[BEGIN THE INPUT]

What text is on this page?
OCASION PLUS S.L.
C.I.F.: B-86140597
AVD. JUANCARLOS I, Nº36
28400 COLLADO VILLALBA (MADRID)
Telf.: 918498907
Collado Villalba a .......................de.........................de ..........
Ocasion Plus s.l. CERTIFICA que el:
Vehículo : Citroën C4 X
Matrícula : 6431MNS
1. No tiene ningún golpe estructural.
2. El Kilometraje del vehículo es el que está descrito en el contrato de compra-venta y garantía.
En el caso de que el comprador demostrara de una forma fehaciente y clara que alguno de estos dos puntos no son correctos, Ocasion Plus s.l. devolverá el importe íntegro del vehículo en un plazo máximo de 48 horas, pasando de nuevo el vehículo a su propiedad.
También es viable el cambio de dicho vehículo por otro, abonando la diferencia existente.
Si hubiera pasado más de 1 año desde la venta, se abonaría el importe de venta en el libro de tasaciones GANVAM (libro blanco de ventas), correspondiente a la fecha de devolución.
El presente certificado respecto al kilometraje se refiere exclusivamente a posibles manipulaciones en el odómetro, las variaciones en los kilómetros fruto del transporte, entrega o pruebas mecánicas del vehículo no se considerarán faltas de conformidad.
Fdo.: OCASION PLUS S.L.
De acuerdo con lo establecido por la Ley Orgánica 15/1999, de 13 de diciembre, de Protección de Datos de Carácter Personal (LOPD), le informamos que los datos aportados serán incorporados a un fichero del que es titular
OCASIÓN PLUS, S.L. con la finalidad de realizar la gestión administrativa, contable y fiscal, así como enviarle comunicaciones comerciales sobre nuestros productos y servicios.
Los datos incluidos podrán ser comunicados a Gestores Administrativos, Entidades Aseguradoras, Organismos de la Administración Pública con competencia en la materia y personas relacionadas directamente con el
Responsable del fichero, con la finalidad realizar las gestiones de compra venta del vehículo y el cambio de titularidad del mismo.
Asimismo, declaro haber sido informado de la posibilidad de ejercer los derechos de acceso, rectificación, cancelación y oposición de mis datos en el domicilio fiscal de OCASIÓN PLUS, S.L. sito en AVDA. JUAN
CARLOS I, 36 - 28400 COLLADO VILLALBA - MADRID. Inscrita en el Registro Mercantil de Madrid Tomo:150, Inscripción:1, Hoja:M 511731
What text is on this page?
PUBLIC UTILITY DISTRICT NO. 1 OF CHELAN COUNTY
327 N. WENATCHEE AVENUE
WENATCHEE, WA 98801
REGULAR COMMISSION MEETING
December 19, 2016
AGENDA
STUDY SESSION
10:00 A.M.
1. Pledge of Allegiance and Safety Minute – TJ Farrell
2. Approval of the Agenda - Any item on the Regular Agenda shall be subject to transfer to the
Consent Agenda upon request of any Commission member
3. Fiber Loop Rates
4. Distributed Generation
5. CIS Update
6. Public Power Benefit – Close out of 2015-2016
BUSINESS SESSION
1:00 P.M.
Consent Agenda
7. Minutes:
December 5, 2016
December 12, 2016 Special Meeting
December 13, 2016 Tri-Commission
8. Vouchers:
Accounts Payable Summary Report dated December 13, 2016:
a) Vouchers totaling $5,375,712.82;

[END THE INPUT]

#### WHAT YOU WILL DO
Isolate the lines above that contain the word "realizar" and copy them.

#### COMPLETE ANSWER
OCASIÓN PLUS, S.L. con la finalidad de realizar la gestión administrativa, contable y fiscal, así como enviarle comunicaciones comerciales sobre nuestros productos y servicios.
Responsable del fichero, con la finalidad realizar las gestiones de compra venta del vehículo y el cambio de titularidad del mismo.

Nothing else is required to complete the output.